_Data shown_.
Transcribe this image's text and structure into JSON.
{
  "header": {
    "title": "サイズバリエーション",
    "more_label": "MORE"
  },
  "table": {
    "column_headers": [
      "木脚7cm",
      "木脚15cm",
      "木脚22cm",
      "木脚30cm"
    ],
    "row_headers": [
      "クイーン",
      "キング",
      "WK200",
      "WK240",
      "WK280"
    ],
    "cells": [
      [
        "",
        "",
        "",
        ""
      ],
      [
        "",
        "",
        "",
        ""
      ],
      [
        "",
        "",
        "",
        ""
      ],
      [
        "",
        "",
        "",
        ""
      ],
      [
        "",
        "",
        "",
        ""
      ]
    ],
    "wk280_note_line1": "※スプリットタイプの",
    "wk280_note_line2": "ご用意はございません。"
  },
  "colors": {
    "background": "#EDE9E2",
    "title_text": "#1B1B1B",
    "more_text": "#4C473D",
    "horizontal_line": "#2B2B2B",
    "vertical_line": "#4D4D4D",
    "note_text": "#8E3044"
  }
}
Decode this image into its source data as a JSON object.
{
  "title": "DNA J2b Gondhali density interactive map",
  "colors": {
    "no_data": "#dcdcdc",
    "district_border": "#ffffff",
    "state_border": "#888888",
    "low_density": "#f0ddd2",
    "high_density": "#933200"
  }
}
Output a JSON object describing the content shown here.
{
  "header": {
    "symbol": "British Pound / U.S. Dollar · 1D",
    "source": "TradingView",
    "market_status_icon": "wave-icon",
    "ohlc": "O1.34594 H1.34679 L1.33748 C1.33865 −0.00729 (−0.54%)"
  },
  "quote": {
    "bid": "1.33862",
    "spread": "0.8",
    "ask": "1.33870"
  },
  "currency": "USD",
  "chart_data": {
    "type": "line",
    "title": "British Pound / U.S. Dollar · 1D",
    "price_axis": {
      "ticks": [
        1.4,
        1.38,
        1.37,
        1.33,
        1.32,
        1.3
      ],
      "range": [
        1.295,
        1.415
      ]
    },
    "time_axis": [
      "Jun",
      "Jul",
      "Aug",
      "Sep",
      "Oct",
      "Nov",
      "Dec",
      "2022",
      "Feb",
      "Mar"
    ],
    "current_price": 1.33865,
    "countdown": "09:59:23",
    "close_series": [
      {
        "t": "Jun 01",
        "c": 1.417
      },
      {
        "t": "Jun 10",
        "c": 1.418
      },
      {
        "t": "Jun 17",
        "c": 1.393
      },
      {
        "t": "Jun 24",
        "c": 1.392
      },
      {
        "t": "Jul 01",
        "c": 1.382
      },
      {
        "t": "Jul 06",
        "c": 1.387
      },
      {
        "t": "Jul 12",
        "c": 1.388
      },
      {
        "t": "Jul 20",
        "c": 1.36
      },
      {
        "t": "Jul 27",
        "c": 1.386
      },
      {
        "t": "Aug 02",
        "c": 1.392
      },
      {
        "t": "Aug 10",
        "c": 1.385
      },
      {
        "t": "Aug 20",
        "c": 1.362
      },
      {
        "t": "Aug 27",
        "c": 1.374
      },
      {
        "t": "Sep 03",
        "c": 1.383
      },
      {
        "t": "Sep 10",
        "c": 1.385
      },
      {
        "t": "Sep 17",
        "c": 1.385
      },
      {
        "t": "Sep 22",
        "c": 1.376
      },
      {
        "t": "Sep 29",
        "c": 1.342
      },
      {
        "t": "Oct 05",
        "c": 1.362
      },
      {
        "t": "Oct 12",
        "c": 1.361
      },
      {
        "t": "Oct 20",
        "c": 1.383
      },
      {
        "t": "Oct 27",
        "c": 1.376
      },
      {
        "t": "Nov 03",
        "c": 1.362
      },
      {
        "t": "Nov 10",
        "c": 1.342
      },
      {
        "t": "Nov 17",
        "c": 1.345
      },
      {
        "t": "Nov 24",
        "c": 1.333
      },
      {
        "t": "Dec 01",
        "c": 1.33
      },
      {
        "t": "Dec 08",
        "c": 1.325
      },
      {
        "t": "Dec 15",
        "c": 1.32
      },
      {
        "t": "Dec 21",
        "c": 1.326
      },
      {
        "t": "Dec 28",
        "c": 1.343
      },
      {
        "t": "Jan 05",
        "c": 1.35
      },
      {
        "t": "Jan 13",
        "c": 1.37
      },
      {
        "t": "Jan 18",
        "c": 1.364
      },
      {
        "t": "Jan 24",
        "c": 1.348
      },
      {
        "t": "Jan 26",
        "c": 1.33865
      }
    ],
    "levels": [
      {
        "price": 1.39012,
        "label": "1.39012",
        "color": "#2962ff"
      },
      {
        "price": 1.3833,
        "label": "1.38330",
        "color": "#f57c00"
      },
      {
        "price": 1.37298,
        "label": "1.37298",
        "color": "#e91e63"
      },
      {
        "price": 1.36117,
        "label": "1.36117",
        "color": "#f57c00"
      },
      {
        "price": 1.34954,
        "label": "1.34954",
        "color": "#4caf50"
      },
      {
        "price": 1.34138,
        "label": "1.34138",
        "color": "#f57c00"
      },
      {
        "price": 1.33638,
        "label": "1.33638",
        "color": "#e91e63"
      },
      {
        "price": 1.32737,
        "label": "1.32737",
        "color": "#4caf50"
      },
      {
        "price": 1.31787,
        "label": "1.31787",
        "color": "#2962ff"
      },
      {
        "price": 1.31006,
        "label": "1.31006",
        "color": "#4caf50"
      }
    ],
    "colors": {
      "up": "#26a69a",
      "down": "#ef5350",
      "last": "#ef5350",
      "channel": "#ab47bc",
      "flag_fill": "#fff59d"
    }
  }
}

_Problem to solve_. Return every line in the listing that contains the word "source".

_Result below_.
Decode this image into its source data as a JSON object.
    "source": "TradingView",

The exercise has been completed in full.